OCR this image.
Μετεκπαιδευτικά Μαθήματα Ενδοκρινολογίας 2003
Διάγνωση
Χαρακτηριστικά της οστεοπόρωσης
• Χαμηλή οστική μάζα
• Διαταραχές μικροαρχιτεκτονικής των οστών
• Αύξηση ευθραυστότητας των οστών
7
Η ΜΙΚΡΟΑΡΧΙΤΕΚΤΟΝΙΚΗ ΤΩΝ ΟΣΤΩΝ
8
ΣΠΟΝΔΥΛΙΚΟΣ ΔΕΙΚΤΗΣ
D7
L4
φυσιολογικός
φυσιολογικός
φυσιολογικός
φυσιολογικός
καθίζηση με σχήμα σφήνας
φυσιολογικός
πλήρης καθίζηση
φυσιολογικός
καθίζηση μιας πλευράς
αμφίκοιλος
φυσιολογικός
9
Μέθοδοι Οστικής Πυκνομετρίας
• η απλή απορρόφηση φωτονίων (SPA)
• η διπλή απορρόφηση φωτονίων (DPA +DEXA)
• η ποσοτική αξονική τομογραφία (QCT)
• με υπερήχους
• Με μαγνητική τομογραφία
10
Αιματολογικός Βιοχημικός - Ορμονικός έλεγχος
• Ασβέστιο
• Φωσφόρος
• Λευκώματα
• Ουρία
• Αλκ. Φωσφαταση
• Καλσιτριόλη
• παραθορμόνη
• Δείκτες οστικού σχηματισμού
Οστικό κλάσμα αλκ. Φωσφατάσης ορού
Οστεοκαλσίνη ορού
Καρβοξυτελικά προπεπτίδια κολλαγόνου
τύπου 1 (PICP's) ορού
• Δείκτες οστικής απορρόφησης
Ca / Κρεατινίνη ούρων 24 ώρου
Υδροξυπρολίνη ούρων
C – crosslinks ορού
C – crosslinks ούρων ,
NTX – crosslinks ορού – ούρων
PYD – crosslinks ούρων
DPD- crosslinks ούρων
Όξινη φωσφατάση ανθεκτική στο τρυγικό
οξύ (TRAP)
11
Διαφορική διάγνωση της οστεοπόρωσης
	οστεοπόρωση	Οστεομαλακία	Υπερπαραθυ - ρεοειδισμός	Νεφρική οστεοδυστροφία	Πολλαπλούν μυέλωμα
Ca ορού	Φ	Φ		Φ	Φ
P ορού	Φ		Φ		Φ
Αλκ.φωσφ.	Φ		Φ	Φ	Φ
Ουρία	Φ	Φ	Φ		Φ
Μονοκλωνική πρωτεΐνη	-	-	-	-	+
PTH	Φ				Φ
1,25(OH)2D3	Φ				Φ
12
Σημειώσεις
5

· · ·

Directions for this task:
Copy every line exactly. Leave nothing out.

Result of this task:
OCR this image.
Μετεκπαιδευτικά Μαθήματα Ενδοκρινολογίας 2003
Διάγνωση
Χαρακτηριστικά της οστεοπόρωσης
• Χαμηλή οστική μάζα
• Διαταραχές μικροαρχιτεκτονικής των οστών
• Αύξηση ευθραυστότητας των οστών
7
Η ΜΙΚΡΟΑΡΧΙΤΕΚΤΟΝΙΚΗ ΤΩΝ ΟΣΤΩΝ
8
ΣΠΟΝΔΥΛΙΚΟΣ ΔΕΙΚΤΗΣ
D7
L4
φυσιολογικός
φυσιολογικός
φυσιολογικός
φυσιολογικός
καθίζηση με σχήμα σφήνας
φυσιολογικός
πλήρης καθίζηση
φυσιολογικός
καθίζηση μιας πλευράς
αμφίκοιλος
φυσιολογικός
9
Μέθοδοι Οστικής Πυκνομετρίας
• η απλή απορρόφηση φωτονίων (SPA)
• η διπλή απορρόφηση φωτονίων (DPA +DEXA)
• η ποσοτική αξονική τομογραφία (QCT)
• με υπερήχους
• Με μαγνητική τομογραφία
10
Αιματολογικός Βιοχημικός - Ορμονικός έλεγχος
• Ασβέστιο
• Φωσφόρος
• Λευκώματα
• Ουρία
• Αλκ. Φωσφαταση
• Καλσιτριόλη
• παραθορμόνη
• Δείκτες οστικού σχηματισμού
Οστικό κλάσμα αλκ. Φωσφατάσης ορού
Οστεοκαλσίνη ορού
Καρβοξυτελικά προπεπτίδια κολλαγόνου
τύπου 1 (PICP's) ορού
• Δείκτες οστικής απορρόφησης
Ca / Κρεατινίνη ούρων 24 ώρου
Υδροξυπρολίνη ούρων
C – crosslinks ορού
C – crosslinks ούρων ,
NTX – crosslinks ορού – ούρων
PYD – crosslinks ούρων
DPD- crosslinks ούρων
Όξινη φωσφατάση ανθεκτική στο τρυγικό
οξύ (TRAP)
11
Διαφορική διάγνωση της οστεοπόρωσης
	οστεοπόρωση	Οστεομαλακία	Υπερπαραθυ - ρεοειδισμός	Νεφρική οστεοδυστροφία	Πολλαπλούν μυέλωμα
Ca ορού	Φ	Φ		Φ	Φ
P ορού	Φ		Φ		Φ
Αλκ.φωσφ.	Φ		Φ	Φ	Φ
Ουρία	Φ	Φ	Φ		Φ
Μονοκλωνική πρωτεΐνη	-	-	-	-	+
PTH	Φ				Φ
1,25(OH)2D3	Φ				Φ
12
Σημειώσεις
5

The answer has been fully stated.